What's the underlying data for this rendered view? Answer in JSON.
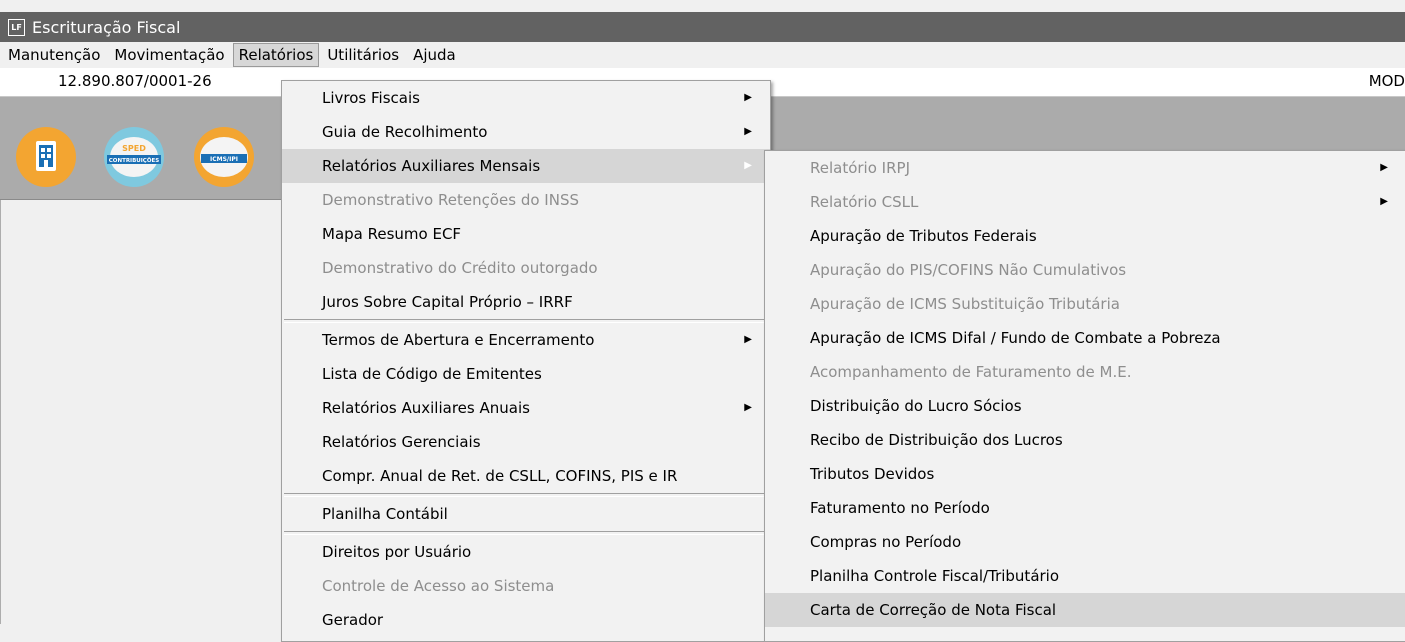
{
  "window": {
    "title": "Escrituração Fiscal",
    "icon_text": "LF"
  },
  "menubar": {
    "items": [
      {
        "label": "Manutenção"
      },
      {
        "label": "Movimentação"
      },
      {
        "label": "Relatórios"
      },
      {
        "label": "Utilitários"
      },
      {
        "label": "Ajuda"
      }
    ]
  },
  "infobar": {
    "cnpj": "12.890.807/0001-26",
    "mod": "MOD"
  },
  "toolbar": {
    "icons": [
      {
        "name": "company-icon"
      },
      {
        "name": "sped-contribuicoes-icon",
        "text_top": "SPED",
        "text_band": "CONTRIBUIÇÕES"
      },
      {
        "name": "icms-ipi-icon",
        "text_band": "ICMS/IPI"
      }
    ]
  },
  "relatorios_menu": {
    "items": [
      {
        "label": "Livros Fiscais",
        "submenu": true,
        "disabled": false
      },
      {
        "label": "Guia de Recolhimento",
        "submenu": true,
        "disabled": false
      },
      {
        "label": "Relatórios Auxiliares Mensais",
        "submenu": true,
        "disabled": false,
        "highlighted": true
      },
      {
        "label": "Demonstrativo Retenções do INSS",
        "submenu": false,
        "disabled": true
      },
      {
        "label": "Mapa Resumo ECF",
        "submenu": false,
        "disabled": false
      },
      {
        "label": "Demonstrativo do Crédito outorgado",
        "submenu": false,
        "disabled": true
      },
      {
        "label": "Juros Sobre Capital Próprio – IRRF",
        "submenu": false,
        "disabled": false
      },
      {
        "label": "Termos de Abertura e Encerramento",
        "submenu": true,
        "disabled": false
      },
      {
        "label": "Lista de Código de Emitentes",
        "submenu": false,
        "disabled": false
      },
      {
        "label": "Relatórios Auxiliares Anuais",
        "submenu": true,
        "disabled": false
      },
      {
        "label": "Relatórios Gerenciais",
        "submenu": false,
        "disabled": false
      },
      {
        "label": "Compr. Anual de Ret. de CSLL, COFINS,  PIS e IR",
        "submenu": false,
        "disabled": false
      },
      {
        "label": "Planilha Contábil",
        "submenu": false,
        "disabled": false
      },
      {
        "label": "Direitos por Usuário",
        "submenu": false,
        "disabled": false
      },
      {
        "label": "Controle de Acesso ao Sistema",
        "submenu": false,
        "disabled": true
      },
      {
        "label": "Gerador",
        "submenu": false,
        "disabled": false
      }
    ]
  },
  "auxiliares_mensais_menu": {
    "items": [
      {
        "label": "Relatório IRPJ",
        "submenu": true,
        "disabled": true
      },
      {
        "label": "Relatório CSLL",
        "submenu": true,
        "disabled": true
      },
      {
        "label": "Apuração de Tributos Federais",
        "submenu": false,
        "disabled": false
      },
      {
        "label": "Apuração do PIS/COFINS Não Cumulativos",
        "submenu": false,
        "disabled": true
      },
      {
        "label": "Apuração de ICMS Substituição Tributária",
        "submenu": false,
        "disabled": true
      },
      {
        "label": "Apuração de ICMS Difal / Fundo de Combate a Pobreza",
        "submenu": false,
        "disabled": false
      },
      {
        "label": "Acompanhamento de Faturamento de M.E.",
        "submenu": false,
        "disabled": true
      },
      {
        "label": "Distribuição do Lucro Sócios",
        "submenu": false,
        "disabled": false
      },
      {
        "label": "Recibo de Distribuição dos Lucros",
        "submenu": false,
        "disabled": false
      },
      {
        "label": "Tributos Devidos",
        "submenu": false,
        "disabled": false
      },
      {
        "label": "Faturamento no Período",
        "submenu": false,
        "disabled": false
      },
      {
        "label": "Compras no Período",
        "submenu": false,
        "disabled": false
      },
      {
        "label": "Planilha Controle Fiscal/Tributário",
        "submenu": false,
        "disabled": false
      },
      {
        "label": "Carta de Correção de Nota Fiscal",
        "submenu": false,
        "disabled": false,
        "highlighted": true
      }
    ]
  },
  "arrow_glyph": "▶"
}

Task details >>
Retype the whole listing exactly and leave the pictures out.

Full answer >>
What's the underlying data for this rendered view? Answer in JSON.
{
  "window": {
    "title": "Escrituração Fiscal",
    "icon_text": "LF"
  },
  "menubar": {
    "items": [
      {
        "label": "Manutenção"
      },
      {
        "label": "Movimentação"
      },
      {
        "label": "Relatórios"
      },
      {
        "label": "Utilitários"
      },
      {
        "label": "Ajuda"
      }
    ]
  },
  "infobar": {
    "cnpj": "12.890.807/0001-26",
    "mod": "MOD"
  },
  "toolbar": {
    "icons": [
      {
        "name": "company-icon"
      },
      {
        "name": "sped-contribuicoes-icon",
        "text_top": "SPED",
        "text_band": "CONTRIBUIÇÕES"
      },
      {
        "name": "icms-ipi-icon",
        "text_band": "ICMS/IPI"
      }
    ]
  },
  "relatorios_menu": {
    "items": [
      {
        "label": "Livros Fiscais",
        "submenu": true,
        "disabled": false
      },
      {
        "label": "Guia de Recolhimento",
        "submenu": true,
        "disabled": false
      },
      {
        "label": "Relatórios Auxiliares Mensais",
        "submenu": true,
        "disabled": false,
        "highlighted": true
      },
      {
        "label": "Demonstrativo Retenções do INSS",
        "submenu": false,
        "disabled": true
      },
      {
        "label": "Mapa Resumo ECF",
        "submenu": false,
        "disabled": false
      },
      {
        "label": "Demonstrativo do Crédito outorgado",
        "submenu": false,
        "disabled": true
      },
      {
        "label": "Juros Sobre Capital Próprio – IRRF",
        "submenu": false,
        "disabled": false
      },
      {
        "label": "Termos de Abertura e Encerramento",
        "submenu": true,
        "disabled": false
      },
      {
        "label": "Lista de Código de Emitentes",
        "submenu": false,
        "disabled": false
      },
      {
        "label": "Relatórios Auxiliares Anuais",
        "submenu": true,
        "disabled": false
      },
      {
        "label": "Relatórios Gerenciais",
        "submenu": false,
        "disabled": false
      },
      {
        "label": "Compr. Anual de Ret. de CSLL, COFINS,  PIS e IR",
        "submenu": false,
        "disabled": false
      },
      {
        "label": "Planilha Contábil",
        "submenu": false,
        "disabled": false
      },
      {
        "label": "Direitos por Usuário",
        "submenu": false,
        "disabled": false
      },
      {
        "label": "Controle de Acesso ao Sistema",
        "submenu": false,
        "disabled": true
      },
      {
        "label": "Gerador",
        "submenu": false,
        "disabled": false
      }
    ]
  },
  "auxiliares_mensais_menu": {
    "items": [
      {
        "label": "Relatório IRPJ",
        "submenu": true,
        "disabled": true
      },
      {
        "label": "Relatório CSLL",
        "submenu": true,
        "disabled": true
      },
      {
        "label": "Apuração de Tributos Federais",
        "submenu": false,
        "disabled": false
      },
      {
        "label": "Apuração do PIS/COFINS Não Cumulativos",
        "submenu": false,
        "disabled": true
      },
      {
        "label": "Apuração de ICMS Substituição Tributária",
        "submenu": false,
        "disabled": true
      },
      {
        "label": "Apuração de ICMS Difal / Fundo de Combate a Pobreza",
        "submenu": false,
        "disabled": false
      },
      {
        "label": "Acompanhamento de Faturamento de M.E.",
        "submenu": false,
        "disabled": true
      },
      {
        "label": "Distribuição do Lucro Sócios",
        "submenu": false,
        "disabled": false
      },
      {
        "label": "Recibo de Distribuição dos Lucros",
        "submenu": false,
        "disabled": false
      },
      {
        "label": "Tributos Devidos",
        "submenu": false,
        "disabled": false
      },
      {
        "label": "Faturamento no Período",
        "submenu": false,
        "disabled": false
      },
      {
        "label": "Compras no Período",
        "submenu": false,
        "disabled": false
      },
      {
        "label": "Planilha Controle Fiscal/Tributário",
        "submenu": false,
        "disabled": false
      },
      {
        "label": "Carta de Correção de Nota Fiscal",
        "submenu": false,
        "disabled": false,
        "highlighted": true
      }
    ]
  },
  "arrow_glyph": "▶"
}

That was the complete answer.